Problem to solve:
Quote all of the data that follows exactly as written, skipping the images.

--- begin ---

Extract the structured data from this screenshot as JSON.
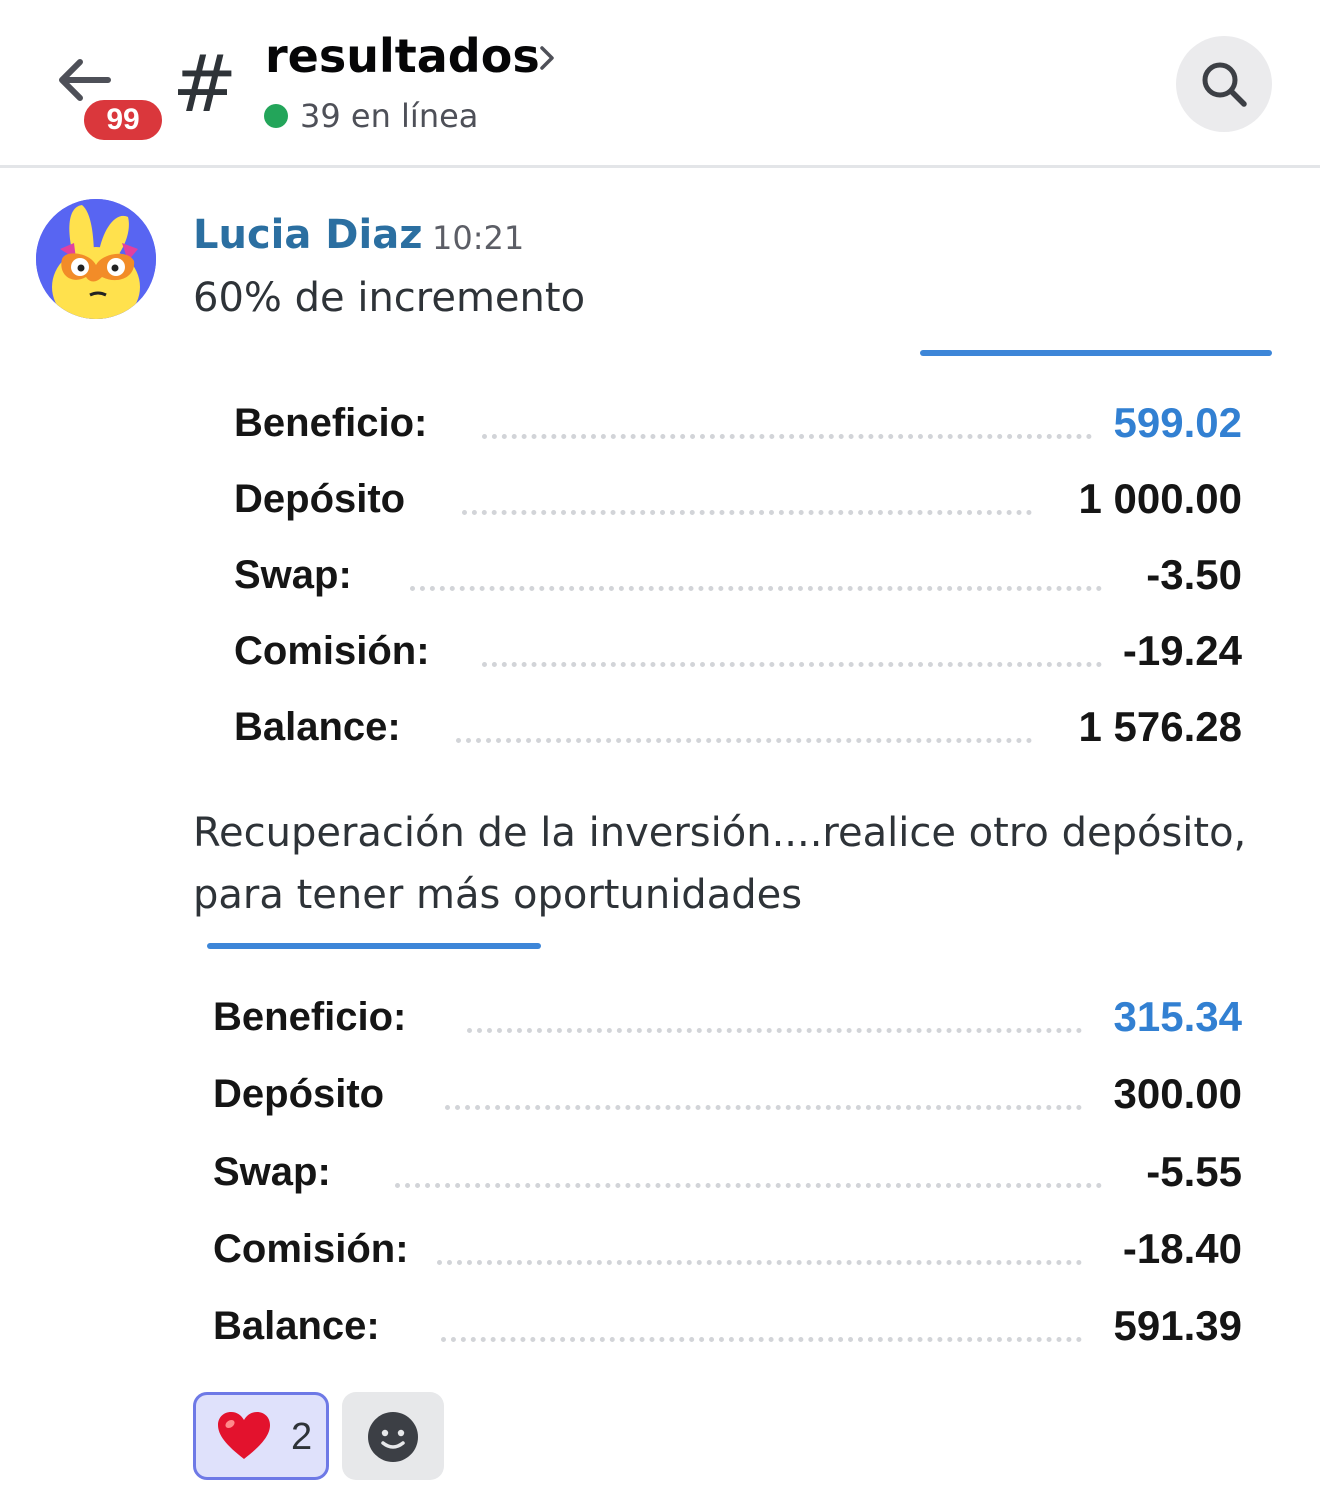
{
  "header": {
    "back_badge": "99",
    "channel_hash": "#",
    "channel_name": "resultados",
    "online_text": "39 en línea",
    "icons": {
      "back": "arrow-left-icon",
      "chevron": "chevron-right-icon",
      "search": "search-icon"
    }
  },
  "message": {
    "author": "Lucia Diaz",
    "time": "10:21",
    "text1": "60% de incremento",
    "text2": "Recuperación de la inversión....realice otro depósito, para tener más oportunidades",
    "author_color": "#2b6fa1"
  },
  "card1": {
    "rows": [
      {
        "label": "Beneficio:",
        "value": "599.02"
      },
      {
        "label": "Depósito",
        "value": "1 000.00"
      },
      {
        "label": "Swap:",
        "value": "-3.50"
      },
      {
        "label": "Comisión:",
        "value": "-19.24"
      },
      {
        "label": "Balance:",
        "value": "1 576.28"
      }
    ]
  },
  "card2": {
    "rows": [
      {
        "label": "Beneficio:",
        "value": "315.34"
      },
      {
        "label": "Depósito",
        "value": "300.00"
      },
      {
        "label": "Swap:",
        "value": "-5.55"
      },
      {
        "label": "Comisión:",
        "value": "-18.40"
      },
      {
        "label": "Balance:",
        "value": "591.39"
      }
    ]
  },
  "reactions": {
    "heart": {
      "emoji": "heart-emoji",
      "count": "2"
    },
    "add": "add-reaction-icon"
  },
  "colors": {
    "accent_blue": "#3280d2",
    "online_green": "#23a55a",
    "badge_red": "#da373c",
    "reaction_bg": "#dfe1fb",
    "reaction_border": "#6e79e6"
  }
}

--- end ---

Solution to this task:
Extract the structured data from this screenshot as JSON.
{
  "header": {
    "back_badge": "99",
    "channel_hash": "#",
    "channel_name": "resultados",
    "online_text": "39 en línea",
    "icons": {
      "back": "arrow-left-icon",
      "chevron": "chevron-right-icon",
      "search": "search-icon"
    }
  },
  "message": {
    "author": "Lucia Diaz",
    "time": "10:21",
    "text1": "60% de incremento",
    "text2": "Recuperación de la inversión....realice otro depósito, para tener más oportunidades",
    "author_color": "#2b6fa1"
  },
  "card1": {
    "rows": [
      {
        "label": "Beneficio:",
        "value": "599.02"
      },
      {
        "label": "Depósito",
        "value": "1 000.00"
      },
      {
        "label": "Swap:",
        "value": "-3.50"
      },
      {
        "label": "Comisión:",
        "value": "-19.24"
      },
      {
        "label": "Balance:",
        "value": "1 576.28"
      }
    ]
  },
  "card2": {
    "rows": [
      {
        "label": "Beneficio:",
        "value": "315.34"
      },
      {
        "label": "Depósito",
        "value": "300.00"
      },
      {
        "label": "Swap:",
        "value": "-5.55"
      },
      {
        "label": "Comisión:",
        "value": "-18.40"
      },
      {
        "label": "Balance:",
        "value": "591.39"
      }
    ]
  },
  "reactions": {
    "heart": {
      "emoji": "heart-emoji",
      "count": "2"
    },
    "add": "add-reaction-icon"
  },
  "colors": {
    "accent_blue": "#3280d2",
    "online_green": "#23a55a",
    "badge_red": "#da373c",
    "reaction_bg": "#dfe1fb",
    "reaction_border": "#6e79e6"
  }
}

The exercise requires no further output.